(begin)
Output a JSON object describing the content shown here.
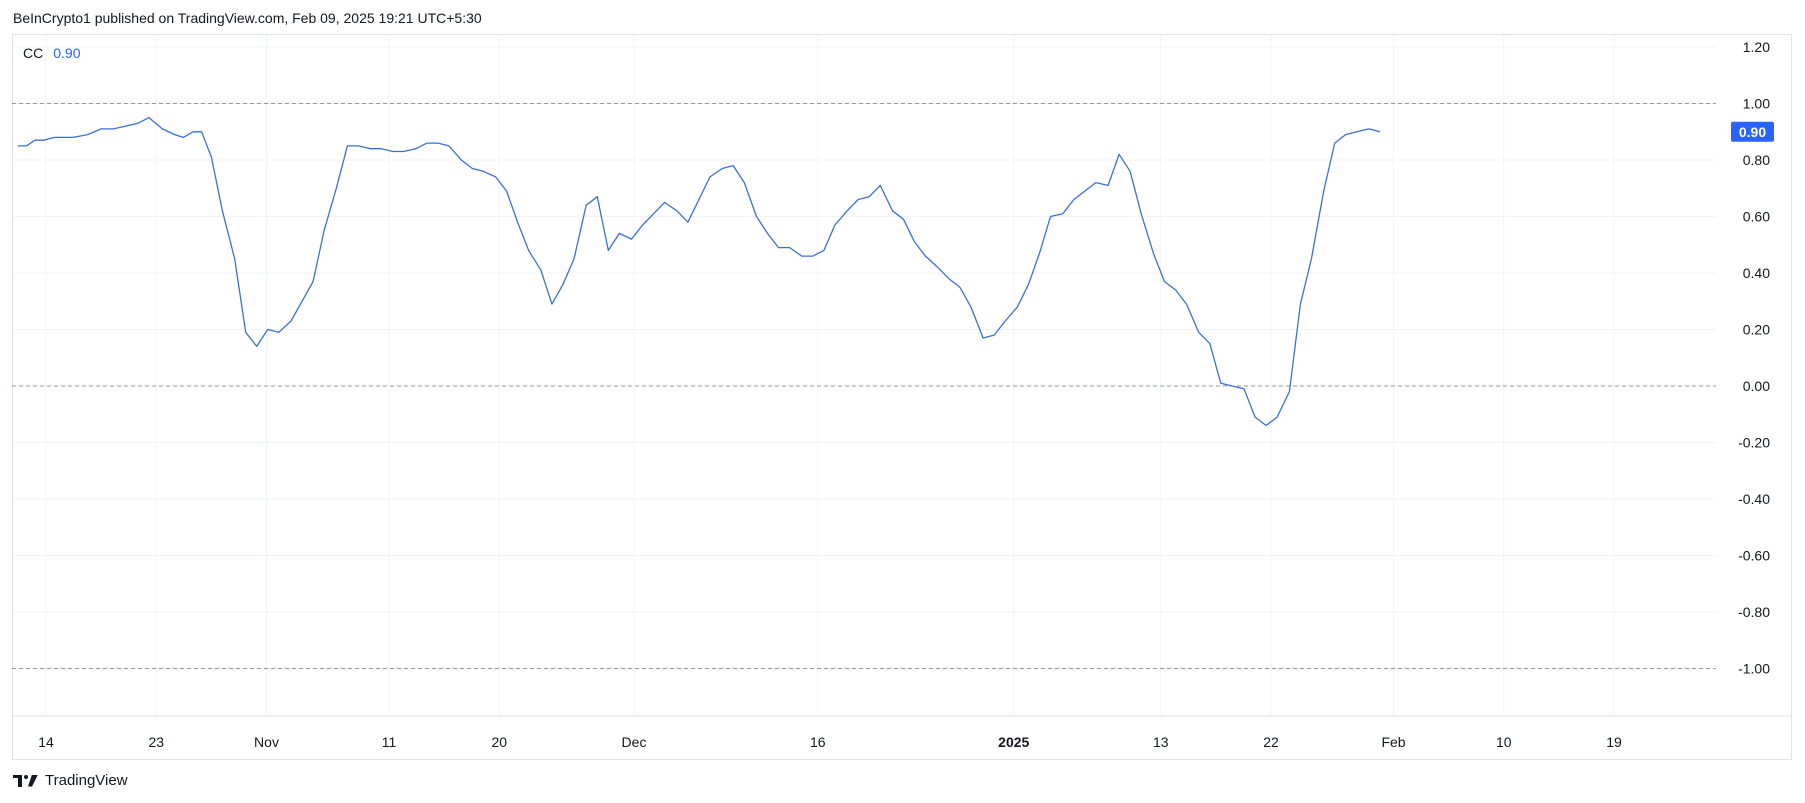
{
  "header": {
    "published": "BeInCrypto1 published on TradingView.com, Feb 09, 2025 19:21 UTC+5:30"
  },
  "legend": {
    "indicator": "CC",
    "value": "0.90"
  },
  "footer": {
    "brand": "TradingView"
  },
  "colors": {
    "line": "#3a6fd8",
    "accent": "#2962ff",
    "grid": "#f0f3fa",
    "refline": "#9598a1",
    "axis_text": "#131722"
  },
  "chart_data": {
    "type": "line",
    "ylim": [
      -1.2,
      1.2
    ],
    "y_ticks": [
      "1.20",
      "1.00",
      "0.80",
      "0.60",
      "0.40",
      "0.20",
      "0.00",
      "-0.20",
      "-0.40",
      "-0.60",
      "-0.80",
      "-1.00"
    ],
    "y_tick_values": [
      1.2,
      1.0,
      0.8,
      0.6,
      0.4,
      0.2,
      0.0,
      -0.2,
      -0.4,
      -0.6,
      -0.8,
      -1.0
    ],
    "reference_lines": [
      1.0,
      0.0,
      -1.0
    ],
    "x_ticks": [
      {
        "label": "14",
        "day": 0,
        "bold": false
      },
      {
        "label": "23",
        "day": 9,
        "bold": false
      },
      {
        "label": "Nov",
        "day": 18,
        "bold": false
      },
      {
        "label": "11",
        "day": 28,
        "bold": false
      },
      {
        "label": "20",
        "day": 37,
        "bold": false
      },
      {
        "label": "Dec",
        "day": 48,
        "bold": false
      },
      {
        "label": "16",
        "day": 63,
        "bold": false
      },
      {
        "label": "2025",
        "day": 79,
        "bold": true
      },
      {
        "label": "13",
        "day": 91,
        "bold": false
      },
      {
        "label": "22",
        "day": 100,
        "bold": false
      },
      {
        "label": "Feb",
        "day": 110,
        "bold": false
      },
      {
        "label": "10",
        "day": 119,
        "bold": false
      },
      {
        "label": "19",
        "day": 128,
        "bold": false
      }
    ],
    "last_value_label": "0.90",
    "series": [
      {
        "points": [
          [
            -2.3,
            0.85
          ],
          [
            -1.6,
            0.85
          ],
          [
            -0.9,
            0.87
          ],
          [
            -0.2,
            0.87
          ],
          [
            0.7,
            0.88
          ],
          [
            1.5,
            0.88
          ],
          [
            2.2,
            0.88
          ],
          [
            3.4,
            0.89
          ],
          [
            4.5,
            0.91
          ],
          [
            5.5,
            0.91
          ],
          [
            6.5,
            0.92
          ],
          [
            7.5,
            0.93
          ],
          [
            8.4,
            0.95
          ],
          [
            9.5,
            0.91
          ],
          [
            10.5,
            0.89
          ],
          [
            11.2,
            0.88
          ],
          [
            12.0,
            0.9
          ],
          [
            12.7,
            0.9
          ],
          [
            13.5,
            0.81
          ],
          [
            14.4,
            0.62
          ],
          [
            15.4,
            0.45
          ],
          [
            16.3,
            0.19
          ],
          [
            17.2,
            0.14
          ],
          [
            18.1,
            0.2
          ],
          [
            19.0,
            0.19
          ],
          [
            20.0,
            0.23
          ],
          [
            20.9,
            0.3
          ],
          [
            21.8,
            0.37
          ],
          [
            22.7,
            0.55
          ],
          [
            23.7,
            0.7
          ],
          [
            24.6,
            0.85
          ],
          [
            25.5,
            0.85
          ],
          [
            26.5,
            0.84
          ],
          [
            27.4,
            0.84
          ],
          [
            28.3,
            0.83
          ],
          [
            29.2,
            0.83
          ],
          [
            30.2,
            0.84
          ],
          [
            31.1,
            0.86
          ],
          [
            32.0,
            0.86
          ],
          [
            32.9,
            0.85
          ],
          [
            33.9,
            0.8
          ],
          [
            34.8,
            0.77
          ],
          [
            35.7,
            0.76
          ],
          [
            36.7,
            0.74
          ],
          [
            37.6,
            0.69
          ],
          [
            38.5,
            0.58
          ],
          [
            39.4,
            0.48
          ],
          [
            40.4,
            0.41
          ],
          [
            41.3,
            0.29
          ],
          [
            42.2,
            0.36
          ],
          [
            43.1,
            0.45
          ],
          [
            44.1,
            0.64
          ],
          [
            45.0,
            0.67
          ],
          [
            45.9,
            0.48
          ],
          [
            46.8,
            0.54
          ],
          [
            47.8,
            0.52
          ],
          [
            48.7,
            0.57
          ],
          [
            49.6,
            0.61
          ],
          [
            50.5,
            0.65
          ],
          [
            51.5,
            0.62
          ],
          [
            52.4,
            0.58
          ],
          [
            53.3,
            0.66
          ],
          [
            54.2,
            0.74
          ],
          [
            55.2,
            0.77
          ],
          [
            56.1,
            0.78
          ],
          [
            57.0,
            0.72
          ],
          [
            58.0,
            0.6
          ],
          [
            58.9,
            0.54
          ],
          [
            59.8,
            0.49
          ],
          [
            60.7,
            0.49
          ],
          [
            61.7,
            0.46
          ],
          [
            62.6,
            0.46
          ],
          [
            63.5,
            0.48
          ],
          [
            64.4,
            0.57
          ],
          [
            65.4,
            0.62
          ],
          [
            66.3,
            0.66
          ],
          [
            67.2,
            0.67
          ],
          [
            68.1,
            0.71
          ],
          [
            69.1,
            0.62
          ],
          [
            70.0,
            0.59
          ],
          [
            70.9,
            0.51
          ],
          [
            71.8,
            0.46
          ],
          [
            72.8,
            0.42
          ],
          [
            73.7,
            0.38
          ],
          [
            74.6,
            0.35
          ],
          [
            75.5,
            0.28
          ],
          [
            76.5,
            0.17
          ],
          [
            77.4,
            0.18
          ],
          [
            78.3,
            0.23
          ],
          [
            79.3,
            0.28
          ],
          [
            80.2,
            0.36
          ],
          [
            81.1,
            0.47
          ],
          [
            82.0,
            0.6
          ],
          [
            83.0,
            0.61
          ],
          [
            83.9,
            0.66
          ],
          [
            84.8,
            0.69
          ],
          [
            85.7,
            0.72
          ],
          [
            86.7,
            0.71
          ],
          [
            87.6,
            0.82
          ],
          [
            88.5,
            0.76
          ],
          [
            89.4,
            0.61
          ],
          [
            90.4,
            0.47
          ],
          [
            91.3,
            0.37
          ],
          [
            92.2,
            0.34
          ],
          [
            93.1,
            0.29
          ],
          [
            94.1,
            0.19
          ],
          [
            95.0,
            0.15
          ],
          [
            95.9,
            0.01
          ],
          [
            96.8,
            0.0
          ],
          [
            97.8,
            -0.01
          ],
          [
            98.7,
            -0.11
          ],
          [
            99.6,
            -0.14
          ],
          [
            100.5,
            -0.11
          ],
          [
            101.5,
            -0.02
          ],
          [
            102.4,
            0.29
          ],
          [
            103.3,
            0.45
          ],
          [
            104.3,
            0.69
          ],
          [
            105.2,
            0.86
          ],
          [
            106.1,
            0.89
          ],
          [
            107.0,
            0.9
          ],
          [
            108.0,
            0.91
          ],
          [
            108.9,
            0.9
          ]
        ]
      }
    ]
  }
}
(end)
## Exercise
Repeat the listing in full and exactly. Do not include any images.

## Expected answer
Output a JSON object describing the content shown here.
{
  "header": {
    "published": "BeInCrypto1 published on TradingView.com, Feb 09, 2025 19:21 UTC+5:30"
  },
  "legend": {
    "indicator": "CC",
    "value": "0.90"
  },
  "footer": {
    "brand": "TradingView"
  },
  "colors": {
    "line": "#3a6fd8",
    "accent": "#2962ff",
    "grid": "#f0f3fa",
    "refline": "#9598a1",
    "axis_text": "#131722"
  },
  "chart_data": {
    "type": "line",
    "ylim": [
      -1.2,
      1.2
    ],
    "y_ticks": [
      "1.20",
      "1.00",
      "0.80",
      "0.60",
      "0.40",
      "0.20",
      "0.00",
      "-0.20",
      "-0.40",
      "-0.60",
      "-0.80",
      "-1.00"
    ],
    "y_tick_values": [
      1.2,
      1.0,
      0.8,
      0.6,
      0.4,
      0.2,
      0.0,
      -0.2,
      -0.4,
      -0.6,
      -0.8,
      -1.0
    ],
    "reference_lines": [
      1.0,
      0.0,
      -1.0
    ],
    "x_ticks": [
      {
        "label": "14",
        "day": 0,
        "bold": false
      },
      {
        "label": "23",
        "day": 9,
        "bold": false
      },
      {
        "label": "Nov",
        "day": 18,
        "bold": false
      },
      {
        "label": "11",
        "day": 28,
        "bold": false
      },
      {
        "label": "20",
        "day": 37,
        "bold": false
      },
      {
        "label": "Dec",
        "day": 48,
        "bold": false
      },
      {
        "label": "16",
        "day": 63,
        "bold": false
      },
      {
        "label": "2025",
        "day": 79,
        "bold": true
      },
      {
        "label": "13",
        "day": 91,
        "bold": false
      },
      {
        "label": "22",
        "day": 100,
        "bold": false
      },
      {
        "label": "Feb",
        "day": 110,
        "bold": false
      },
      {
        "label": "10",
        "day": 119,
        "bold": false
      },
      {
        "label": "19",
        "day": 128,
        "bold": false
      }
    ],
    "last_value_label": "0.90",
    "series": [
      {
        "points": [
          [
            -2.3,
            0.85
          ],
          [
            -1.6,
            0.85
          ],
          [
            -0.9,
            0.87
          ],
          [
            -0.2,
            0.87
          ],
          [
            0.7,
            0.88
          ],
          [
            1.5,
            0.88
          ],
          [
            2.2,
            0.88
          ],
          [
            3.4,
            0.89
          ],
          [
            4.5,
            0.91
          ],
          [
            5.5,
            0.91
          ],
          [
            6.5,
            0.92
          ],
          [
            7.5,
            0.93
          ],
          [
            8.4,
            0.95
          ],
          [
            9.5,
            0.91
          ],
          [
            10.5,
            0.89
          ],
          [
            11.2,
            0.88
          ],
          [
            12.0,
            0.9
          ],
          [
            12.7,
            0.9
          ],
          [
            13.5,
            0.81
          ],
          [
            14.4,
            0.62
          ],
          [
            15.4,
            0.45
          ],
          [
            16.3,
            0.19
          ],
          [
            17.2,
            0.14
          ],
          [
            18.1,
            0.2
          ],
          [
            19.0,
            0.19
          ],
          [
            20.0,
            0.23
          ],
          [
            20.9,
            0.3
          ],
          [
            21.8,
            0.37
          ],
          [
            22.7,
            0.55
          ],
          [
            23.7,
            0.7
          ],
          [
            24.6,
            0.85
          ],
          [
            25.5,
            0.85
          ],
          [
            26.5,
            0.84
          ],
          [
            27.4,
            0.84
          ],
          [
            28.3,
            0.83
          ],
          [
            29.2,
            0.83
          ],
          [
            30.2,
            0.84
          ],
          [
            31.1,
            0.86
          ],
          [
            32.0,
            0.86
          ],
          [
            32.9,
            0.85
          ],
          [
            33.9,
            0.8
          ],
          [
            34.8,
            0.77
          ],
          [
            35.7,
            0.76
          ],
          [
            36.7,
            0.74
          ],
          [
            37.6,
            0.69
          ],
          [
            38.5,
            0.58
          ],
          [
            39.4,
            0.48
          ],
          [
            40.4,
            0.41
          ],
          [
            41.3,
            0.29
          ],
          [
            42.2,
            0.36
          ],
          [
            43.1,
            0.45
          ],
          [
            44.1,
            0.64
          ],
          [
            45.0,
            0.67
          ],
          [
            45.9,
            0.48
          ],
          [
            46.8,
            0.54
          ],
          [
            47.8,
            0.52
          ],
          [
            48.7,
            0.57
          ],
          [
            49.6,
            0.61
          ],
          [
            50.5,
            0.65
          ],
          [
            51.5,
            0.62
          ],
          [
            52.4,
            0.58
          ],
          [
            53.3,
            0.66
          ],
          [
            54.2,
            0.74
          ],
          [
            55.2,
            0.77
          ],
          [
            56.1,
            0.78
          ],
          [
            57.0,
            0.72
          ],
          [
            58.0,
            0.6
          ],
          [
            58.9,
            0.54
          ],
          [
            59.8,
            0.49
          ],
          [
            60.7,
            0.49
          ],
          [
            61.7,
            0.46
          ],
          [
            62.6,
            0.46
          ],
          [
            63.5,
            0.48
          ],
          [
            64.4,
            0.57
          ],
          [
            65.4,
            0.62
          ],
          [
            66.3,
            0.66
          ],
          [
            67.2,
            0.67
          ],
          [
            68.1,
            0.71
          ],
          [
            69.1,
            0.62
          ],
          [
            70.0,
            0.59
          ],
          [
            70.9,
            0.51
          ],
          [
            71.8,
            0.46
          ],
          [
            72.8,
            0.42
          ],
          [
            73.7,
            0.38
          ],
          [
            74.6,
            0.35
          ],
          [
            75.5,
            0.28
          ],
          [
            76.5,
            0.17
          ],
          [
            77.4,
            0.18
          ],
          [
            78.3,
            0.23
          ],
          [
            79.3,
            0.28
          ],
          [
            80.2,
            0.36
          ],
          [
            81.1,
            0.47
          ],
          [
            82.0,
            0.6
          ],
          [
            83.0,
            0.61
          ],
          [
            83.9,
            0.66
          ],
          [
            84.8,
            0.69
          ],
          [
            85.7,
            0.72
          ],
          [
            86.7,
            0.71
          ],
          [
            87.6,
            0.82
          ],
          [
            88.5,
            0.76
          ],
          [
            89.4,
            0.61
          ],
          [
            90.4,
            0.47
          ],
          [
            91.3,
            0.37
          ],
          [
            92.2,
            0.34
          ],
          [
            93.1,
            0.29
          ],
          [
            94.1,
            0.19
          ],
          [
            95.0,
            0.15
          ],
          [
            95.9,
            0.01
          ],
          [
            96.8,
            0.0
          ],
          [
            97.8,
            -0.01
          ],
          [
            98.7,
            -0.11
          ],
          [
            99.6,
            -0.14
          ],
          [
            100.5,
            -0.11
          ],
          [
            101.5,
            -0.02
          ],
          [
            102.4,
            0.29
          ],
          [
            103.3,
            0.45
          ],
          [
            104.3,
            0.69
          ],
          [
            105.2,
            0.86
          ],
          [
            106.1,
            0.89
          ],
          [
            107.0,
            0.9
          ],
          [
            108.0,
            0.91
          ],
          [
            108.9,
            0.9
          ]
        ]
      }
    ]
  }
}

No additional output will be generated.